▸ **What to produce**: Find every line with the word "ylabel". Copy those lines.

▸ **Dataset records**:
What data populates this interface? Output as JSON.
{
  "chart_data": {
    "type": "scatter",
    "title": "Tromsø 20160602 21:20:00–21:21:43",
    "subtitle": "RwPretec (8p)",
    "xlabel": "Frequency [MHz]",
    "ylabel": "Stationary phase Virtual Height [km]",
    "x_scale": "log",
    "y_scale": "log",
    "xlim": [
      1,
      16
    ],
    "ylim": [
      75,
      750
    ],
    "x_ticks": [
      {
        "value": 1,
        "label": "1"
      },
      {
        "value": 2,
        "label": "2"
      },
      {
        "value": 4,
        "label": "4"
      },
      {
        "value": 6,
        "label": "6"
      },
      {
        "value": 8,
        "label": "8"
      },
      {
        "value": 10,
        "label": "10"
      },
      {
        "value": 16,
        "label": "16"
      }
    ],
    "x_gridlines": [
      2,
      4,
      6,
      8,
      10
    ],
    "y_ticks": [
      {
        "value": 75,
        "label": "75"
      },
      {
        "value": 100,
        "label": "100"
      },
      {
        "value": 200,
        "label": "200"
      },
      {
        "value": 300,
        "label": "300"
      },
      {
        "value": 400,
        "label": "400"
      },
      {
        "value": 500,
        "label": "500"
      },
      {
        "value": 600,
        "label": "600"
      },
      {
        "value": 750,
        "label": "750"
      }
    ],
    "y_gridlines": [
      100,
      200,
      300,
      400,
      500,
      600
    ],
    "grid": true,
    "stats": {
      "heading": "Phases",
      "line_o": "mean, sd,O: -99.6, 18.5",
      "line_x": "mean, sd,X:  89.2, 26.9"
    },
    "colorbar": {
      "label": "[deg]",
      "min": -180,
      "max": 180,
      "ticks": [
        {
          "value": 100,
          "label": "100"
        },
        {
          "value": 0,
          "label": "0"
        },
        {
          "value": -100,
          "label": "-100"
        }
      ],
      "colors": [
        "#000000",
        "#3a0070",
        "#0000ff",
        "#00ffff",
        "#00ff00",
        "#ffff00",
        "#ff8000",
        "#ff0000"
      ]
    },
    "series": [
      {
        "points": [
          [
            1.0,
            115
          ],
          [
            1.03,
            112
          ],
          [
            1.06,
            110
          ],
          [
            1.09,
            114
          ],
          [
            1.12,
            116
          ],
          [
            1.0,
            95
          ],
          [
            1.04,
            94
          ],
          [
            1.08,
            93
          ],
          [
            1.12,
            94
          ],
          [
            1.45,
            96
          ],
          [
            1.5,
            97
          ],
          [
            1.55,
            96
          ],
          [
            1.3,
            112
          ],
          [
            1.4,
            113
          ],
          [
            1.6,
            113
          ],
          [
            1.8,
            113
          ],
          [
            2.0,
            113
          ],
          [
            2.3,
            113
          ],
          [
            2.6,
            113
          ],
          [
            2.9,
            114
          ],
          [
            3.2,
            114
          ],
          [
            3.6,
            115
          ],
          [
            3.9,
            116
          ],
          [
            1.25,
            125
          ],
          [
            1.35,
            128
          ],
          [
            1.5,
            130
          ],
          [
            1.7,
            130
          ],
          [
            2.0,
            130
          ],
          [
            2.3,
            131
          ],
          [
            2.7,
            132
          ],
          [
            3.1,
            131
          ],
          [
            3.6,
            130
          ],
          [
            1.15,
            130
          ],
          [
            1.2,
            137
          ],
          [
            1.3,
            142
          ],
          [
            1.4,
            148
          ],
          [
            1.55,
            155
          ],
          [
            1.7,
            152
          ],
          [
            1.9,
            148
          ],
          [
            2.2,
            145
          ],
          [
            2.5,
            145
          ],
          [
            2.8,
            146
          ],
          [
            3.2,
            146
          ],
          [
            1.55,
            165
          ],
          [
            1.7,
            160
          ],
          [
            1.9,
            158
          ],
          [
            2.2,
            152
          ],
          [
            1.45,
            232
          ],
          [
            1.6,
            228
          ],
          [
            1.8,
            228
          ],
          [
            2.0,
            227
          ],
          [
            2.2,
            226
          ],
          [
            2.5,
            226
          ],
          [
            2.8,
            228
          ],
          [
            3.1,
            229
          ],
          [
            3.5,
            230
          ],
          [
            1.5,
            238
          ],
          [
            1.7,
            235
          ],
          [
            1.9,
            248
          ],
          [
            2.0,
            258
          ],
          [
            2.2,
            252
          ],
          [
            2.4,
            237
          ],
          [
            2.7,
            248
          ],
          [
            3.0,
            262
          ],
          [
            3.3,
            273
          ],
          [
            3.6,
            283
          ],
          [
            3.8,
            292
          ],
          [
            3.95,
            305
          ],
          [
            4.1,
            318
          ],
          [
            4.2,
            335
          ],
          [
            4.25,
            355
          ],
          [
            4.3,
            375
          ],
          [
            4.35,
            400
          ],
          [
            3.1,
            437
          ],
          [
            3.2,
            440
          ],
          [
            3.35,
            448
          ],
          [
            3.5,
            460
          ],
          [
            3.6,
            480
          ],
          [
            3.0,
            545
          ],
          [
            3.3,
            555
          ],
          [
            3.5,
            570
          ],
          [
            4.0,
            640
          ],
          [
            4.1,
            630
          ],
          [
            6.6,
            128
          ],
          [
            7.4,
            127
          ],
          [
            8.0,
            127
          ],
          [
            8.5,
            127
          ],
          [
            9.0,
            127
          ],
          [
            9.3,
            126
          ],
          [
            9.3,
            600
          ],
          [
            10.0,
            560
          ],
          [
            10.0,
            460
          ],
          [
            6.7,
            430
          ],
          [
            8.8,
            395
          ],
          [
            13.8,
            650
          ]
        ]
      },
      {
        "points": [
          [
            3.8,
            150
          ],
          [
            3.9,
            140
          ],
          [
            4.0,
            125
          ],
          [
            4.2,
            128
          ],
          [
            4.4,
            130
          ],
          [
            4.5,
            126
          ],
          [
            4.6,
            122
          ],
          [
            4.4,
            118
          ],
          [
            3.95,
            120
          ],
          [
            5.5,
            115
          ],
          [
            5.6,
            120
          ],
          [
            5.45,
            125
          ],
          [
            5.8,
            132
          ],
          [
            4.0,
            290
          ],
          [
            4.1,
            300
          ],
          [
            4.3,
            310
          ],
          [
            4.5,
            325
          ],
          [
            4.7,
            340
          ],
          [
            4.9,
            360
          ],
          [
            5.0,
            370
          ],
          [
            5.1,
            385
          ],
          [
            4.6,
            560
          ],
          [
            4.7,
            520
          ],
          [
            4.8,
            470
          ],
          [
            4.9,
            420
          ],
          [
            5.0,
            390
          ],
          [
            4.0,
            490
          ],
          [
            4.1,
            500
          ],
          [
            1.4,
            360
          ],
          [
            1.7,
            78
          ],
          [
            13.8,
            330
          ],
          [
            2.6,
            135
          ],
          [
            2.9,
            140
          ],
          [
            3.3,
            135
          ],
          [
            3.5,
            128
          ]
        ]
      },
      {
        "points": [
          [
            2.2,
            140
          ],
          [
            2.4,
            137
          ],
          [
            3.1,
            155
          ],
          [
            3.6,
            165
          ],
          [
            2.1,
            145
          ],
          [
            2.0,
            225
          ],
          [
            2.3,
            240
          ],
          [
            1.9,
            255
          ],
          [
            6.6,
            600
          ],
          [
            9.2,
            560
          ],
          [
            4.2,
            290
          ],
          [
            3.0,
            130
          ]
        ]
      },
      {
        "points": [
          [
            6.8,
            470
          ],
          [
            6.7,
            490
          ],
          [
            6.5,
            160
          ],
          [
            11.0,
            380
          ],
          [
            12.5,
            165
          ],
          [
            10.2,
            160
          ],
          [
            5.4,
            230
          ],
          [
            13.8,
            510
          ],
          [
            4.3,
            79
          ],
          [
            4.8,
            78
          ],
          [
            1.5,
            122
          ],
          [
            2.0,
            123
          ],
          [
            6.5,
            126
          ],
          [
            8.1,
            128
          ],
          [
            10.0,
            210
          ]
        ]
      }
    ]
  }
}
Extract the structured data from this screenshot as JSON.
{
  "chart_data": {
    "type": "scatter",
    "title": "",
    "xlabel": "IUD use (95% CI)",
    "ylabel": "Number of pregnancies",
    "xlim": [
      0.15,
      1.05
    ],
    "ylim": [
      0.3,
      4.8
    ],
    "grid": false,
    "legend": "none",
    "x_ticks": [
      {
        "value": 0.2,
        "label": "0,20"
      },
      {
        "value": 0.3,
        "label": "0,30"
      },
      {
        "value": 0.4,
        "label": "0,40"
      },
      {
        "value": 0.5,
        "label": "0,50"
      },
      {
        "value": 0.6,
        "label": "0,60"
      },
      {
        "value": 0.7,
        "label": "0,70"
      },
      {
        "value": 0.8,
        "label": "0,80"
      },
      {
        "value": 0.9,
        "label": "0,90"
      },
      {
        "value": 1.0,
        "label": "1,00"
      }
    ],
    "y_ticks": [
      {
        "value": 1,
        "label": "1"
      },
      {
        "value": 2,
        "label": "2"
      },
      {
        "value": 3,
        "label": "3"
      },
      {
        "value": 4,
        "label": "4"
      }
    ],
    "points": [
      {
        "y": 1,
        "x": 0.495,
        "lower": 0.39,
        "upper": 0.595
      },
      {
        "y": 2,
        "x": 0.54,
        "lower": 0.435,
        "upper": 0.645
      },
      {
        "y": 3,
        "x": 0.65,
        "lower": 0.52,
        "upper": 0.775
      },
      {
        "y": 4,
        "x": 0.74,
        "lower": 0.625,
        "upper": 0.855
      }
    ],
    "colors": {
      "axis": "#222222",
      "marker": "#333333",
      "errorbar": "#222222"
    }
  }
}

▸ **Exercise response**:
    "ylabel": "Stationary phase Virtual Height [km]",
    "ylabel": "Number of pregnancies",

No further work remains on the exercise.